**WHAT THE EXERCISE ASKS:**
Set down the whole listing verbatim.

(Dataset records)

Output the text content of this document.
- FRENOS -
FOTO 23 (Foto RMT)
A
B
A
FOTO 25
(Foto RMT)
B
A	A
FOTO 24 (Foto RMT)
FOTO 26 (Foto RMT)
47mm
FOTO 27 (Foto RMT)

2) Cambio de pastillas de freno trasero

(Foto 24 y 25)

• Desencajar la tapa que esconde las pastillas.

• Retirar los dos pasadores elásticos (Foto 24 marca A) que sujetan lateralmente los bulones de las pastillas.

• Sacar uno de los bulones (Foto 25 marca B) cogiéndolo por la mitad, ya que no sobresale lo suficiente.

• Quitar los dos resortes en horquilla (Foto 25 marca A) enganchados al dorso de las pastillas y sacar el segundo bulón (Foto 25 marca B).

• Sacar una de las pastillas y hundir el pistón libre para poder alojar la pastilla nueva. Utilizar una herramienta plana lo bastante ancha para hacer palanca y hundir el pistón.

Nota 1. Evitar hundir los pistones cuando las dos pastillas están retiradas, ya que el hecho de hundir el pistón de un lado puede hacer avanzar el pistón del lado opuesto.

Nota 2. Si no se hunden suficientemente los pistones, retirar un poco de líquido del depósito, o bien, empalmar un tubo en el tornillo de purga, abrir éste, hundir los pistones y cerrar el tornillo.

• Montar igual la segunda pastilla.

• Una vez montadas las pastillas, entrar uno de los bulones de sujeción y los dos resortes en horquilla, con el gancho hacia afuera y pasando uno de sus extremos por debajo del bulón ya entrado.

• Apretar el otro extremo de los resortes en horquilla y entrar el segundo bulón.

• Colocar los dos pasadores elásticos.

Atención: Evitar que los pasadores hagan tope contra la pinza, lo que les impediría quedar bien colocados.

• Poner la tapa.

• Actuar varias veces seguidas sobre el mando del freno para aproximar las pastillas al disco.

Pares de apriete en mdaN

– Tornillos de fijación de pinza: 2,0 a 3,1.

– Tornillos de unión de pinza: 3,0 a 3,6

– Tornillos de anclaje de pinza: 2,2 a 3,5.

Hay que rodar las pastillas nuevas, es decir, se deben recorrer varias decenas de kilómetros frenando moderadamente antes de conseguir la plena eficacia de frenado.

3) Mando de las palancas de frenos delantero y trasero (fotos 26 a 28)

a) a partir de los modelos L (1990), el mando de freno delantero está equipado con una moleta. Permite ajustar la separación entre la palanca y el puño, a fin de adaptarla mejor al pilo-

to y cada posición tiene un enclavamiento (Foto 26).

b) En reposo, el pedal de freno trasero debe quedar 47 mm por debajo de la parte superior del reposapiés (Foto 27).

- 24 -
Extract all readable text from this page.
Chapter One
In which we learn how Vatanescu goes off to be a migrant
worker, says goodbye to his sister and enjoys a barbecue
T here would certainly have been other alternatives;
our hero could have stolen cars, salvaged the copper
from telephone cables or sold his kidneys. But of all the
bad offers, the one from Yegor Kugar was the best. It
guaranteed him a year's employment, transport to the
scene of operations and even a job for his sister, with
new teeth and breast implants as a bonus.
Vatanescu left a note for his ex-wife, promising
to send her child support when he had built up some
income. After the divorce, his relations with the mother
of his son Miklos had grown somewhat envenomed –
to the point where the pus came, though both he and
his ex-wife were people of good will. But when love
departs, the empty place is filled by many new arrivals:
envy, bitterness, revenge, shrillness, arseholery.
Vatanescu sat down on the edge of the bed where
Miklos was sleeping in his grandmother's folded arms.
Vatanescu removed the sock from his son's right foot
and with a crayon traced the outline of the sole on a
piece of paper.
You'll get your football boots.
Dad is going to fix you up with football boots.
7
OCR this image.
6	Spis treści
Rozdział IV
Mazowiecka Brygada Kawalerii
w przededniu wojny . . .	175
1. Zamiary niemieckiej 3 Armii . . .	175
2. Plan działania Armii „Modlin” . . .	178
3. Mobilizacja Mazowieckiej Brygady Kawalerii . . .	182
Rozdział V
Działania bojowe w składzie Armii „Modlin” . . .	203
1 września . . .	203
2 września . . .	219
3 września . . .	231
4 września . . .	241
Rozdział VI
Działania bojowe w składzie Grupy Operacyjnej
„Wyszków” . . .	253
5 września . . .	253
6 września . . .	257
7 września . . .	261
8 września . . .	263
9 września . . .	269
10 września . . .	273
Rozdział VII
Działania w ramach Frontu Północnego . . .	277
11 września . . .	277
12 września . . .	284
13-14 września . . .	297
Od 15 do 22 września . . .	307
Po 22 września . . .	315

**WRITTEN ANSWER:**
Output the text content of this document.
- FRENOS -
FOTO 23 (Foto RMT)
A
B
A
FOTO 25
(Foto RMT)
B
A	A
FOTO 24 (Foto RMT)
FOTO 26 (Foto RMT)
47mm
FOTO 27 (Foto RMT)

2) Cambio de pastillas de freno trasero

(Foto 24 y 25)

• Desencajar la tapa que esconde las pastillas.

• Retirar los dos pasadores elásticos (Foto 24 marca A) que sujetan lateralmente los bulones de las pastillas.

• Sacar uno de los bulones (Foto 25 marca B) cogiéndolo por la mitad, ya que no sobresale lo suficiente.

• Quitar los dos resortes en horquilla (Foto 25 marca A) enganchados al dorso de las pastillas y sacar el segundo bulón (Foto 25 marca B).

• Sacar una de las pastillas y hundir el pistón libre para poder alojar la pastilla nueva. Utilizar una herramienta plana lo bastante ancha para hacer palanca y hundir el pistón.

Nota 1. Evitar hundir los pistones cuando las dos pastillas están retiradas, ya que el hecho de hundir el pistón de un lado puede hacer avanzar el pistón del lado opuesto.

Nota 2. Si no se hunden suficientemente los pistones, retirar un poco de líquido del depósito, o bien, empalmar un tubo en el tornillo de purga, abrir éste, hundir los pistones y cerrar el tornillo.

• Montar igual la segunda pastilla.

• Una vez montadas las pastillas, entrar uno de los bulones de sujeción y los dos resortes en horquilla, con el gancho hacia afuera y pasando uno de sus extremos por debajo del bulón ya entrado.

• Apretar el otro extremo de los resortes en horquilla y entrar el segundo bulón.

• Colocar los dos pasadores elásticos.

Atención: Evitar que los pasadores hagan tope contra la pinza, lo que les impediría quedar bien colocados.

• Poner la tapa.

• Actuar varias veces seguidas sobre el mando del freno para aproximar las pastillas al disco.

Pares de apriete en mdaN

– Tornillos de fijación de pinza: 2,0 a 3,1.

– Tornillos de unión de pinza: 3,0 a 3,6

– Tornillos de anclaje de pinza: 2,2 a 3,5.

Hay que rodar las pastillas nuevas, es decir, se deben recorrer varias decenas de kilómetros frenando moderadamente antes de conseguir la plena eficacia de frenado.

3) Mando de las palancas de frenos delantero y trasero (fotos 26 a 28)

a) a partir de los modelos L (1990), el mando de freno delantero está equipado con una moleta. Permite ajustar la separación entre la palanca y el puño, a fin de adaptarla mejor al pilo-

to y cada posición tiene un enclavamiento (Foto 26).

b) En reposo, el pedal de freno trasero debe quedar 47 mm por debajo de la parte superior del reposapiés (Foto 27).

- 24 -
Extract all readable text from this page.
Chapter One
In which we learn how Vatanescu goes off to be a migrant
worker, says goodbye to his sister and enjoys a barbecue
T here would certainly have been other alternatives;
our hero could have stolen cars, salvaged the copper
from telephone cables or sold his kidneys. But of all the
bad offers, the one from Yegor Kugar was the best. It
guaranteed him a year's employment, transport to the
scene of operations and even a job for his sister, with
new teeth and breast implants as a bonus.
Vatanescu left a note for his ex-wife, promising
to send her child support when he had built up some
income. After the divorce, his relations with the mother
of his son Miklos had grown somewhat envenomed –
to the point where the pus came, though both he and
his ex-wife were people of good will. But when love
departs, the empty place is filled by many new arrivals:
envy, bitterness, revenge, shrillness, arseholery.
Vatanescu sat down on the edge of the bed where
Miklos was sleeping in his grandmother's folded arms.
Vatanescu removed the sock from his son's right foot
and with a crayon traced the outline of the sole on a
piece of paper.
You'll get your football boots.
Dad is going to fix you up with football boots.
7
OCR this image.
6	Spis treści
Rozdział IV
Mazowiecka Brygada Kawalerii
w przededniu wojny . . .	175
1. Zamiary niemieckiej 3 Armii . . .	175
2. Plan działania Armii „Modlin” . . .	178
3. Mobilizacja Mazowieckiej Brygady Kawalerii . . .	182
Rozdział V
Działania bojowe w składzie Armii „Modlin” . . .	203
1 września . . .	203
2 września . . .	219
3 września . . .	231
4 września . . .	241
Rozdział VI
Działania bojowe w składzie Grupy Operacyjnej
„Wyszków” . . .	253
5 września . . .	253
6 września . . .	257
7 września . . .	261
8 września . . .	263
9 września . . .	269
10 września . . .	273
Rozdział VII
Działania w ramach Frontu Północnego . . .	277
11 września . . .	277
12 września . . .	284
13-14 września . . .	297
Od 15 do 22 września . . .	307
Po 22 września . . .	315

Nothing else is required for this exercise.